YOUR GOAL:
Print every entry exactly as written.

[start]

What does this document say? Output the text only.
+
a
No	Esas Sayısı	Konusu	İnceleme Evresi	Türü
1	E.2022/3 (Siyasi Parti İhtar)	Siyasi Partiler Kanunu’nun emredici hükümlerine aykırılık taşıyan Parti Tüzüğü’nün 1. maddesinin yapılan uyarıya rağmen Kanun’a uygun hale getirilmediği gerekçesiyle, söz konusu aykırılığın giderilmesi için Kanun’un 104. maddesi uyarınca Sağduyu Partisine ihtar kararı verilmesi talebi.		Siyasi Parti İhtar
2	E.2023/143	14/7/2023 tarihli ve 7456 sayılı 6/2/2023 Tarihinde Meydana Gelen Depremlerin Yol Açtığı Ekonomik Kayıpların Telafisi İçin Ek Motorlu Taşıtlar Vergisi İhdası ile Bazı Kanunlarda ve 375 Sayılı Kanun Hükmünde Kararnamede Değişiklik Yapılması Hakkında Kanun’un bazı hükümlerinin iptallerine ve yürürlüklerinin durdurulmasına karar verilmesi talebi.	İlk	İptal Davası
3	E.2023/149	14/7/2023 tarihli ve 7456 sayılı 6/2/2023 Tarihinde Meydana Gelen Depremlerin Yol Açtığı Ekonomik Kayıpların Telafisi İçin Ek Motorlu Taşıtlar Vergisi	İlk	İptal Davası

[end]

SOLUTION:
What does this document say? Output the text only.
+
a
No	Esas Sayısı	Konusu	İnceleme Evresi	Türü
1	E.2022/3 (Siyasi Parti İhtar)	Siyasi Partiler Kanunu’nun emredici hükümlerine aykırılık taşıyan Parti Tüzüğü’nün 1. maddesinin yapılan uyarıya rağmen Kanun’a uygun hale getirilmediği gerekçesiyle, söz konusu aykırılığın giderilmesi için Kanun’un 104. maddesi uyarınca Sağduyu Partisine ihtar kararı verilmesi talebi.		Siyasi Parti İhtar
2	E.2023/143	14/7/2023 tarihli ve 7456 sayılı 6/2/2023 Tarihinde Meydana Gelen Depremlerin Yol Açtığı Ekonomik Kayıpların Telafisi İçin Ek Motorlu Taşıtlar Vergisi İhdası ile Bazı Kanunlarda ve 375 Sayılı Kanun Hükmünde Kararnamede Değişiklik Yapılması Hakkında Kanun’un bazı hükümlerinin iptallerine ve yürürlüklerinin durdurulmasına karar verilmesi talebi.	İlk	İptal Davası
3	E.2023/149	14/7/2023 tarihli ve 7456 sayılı 6/2/2023 Tarihinde Meydana Gelen Depremlerin Yol Açtığı Ekonomik Kayıpların Telafisi İçin Ek Motorlu Taşıtlar Vergisi	İlk	İptal Davası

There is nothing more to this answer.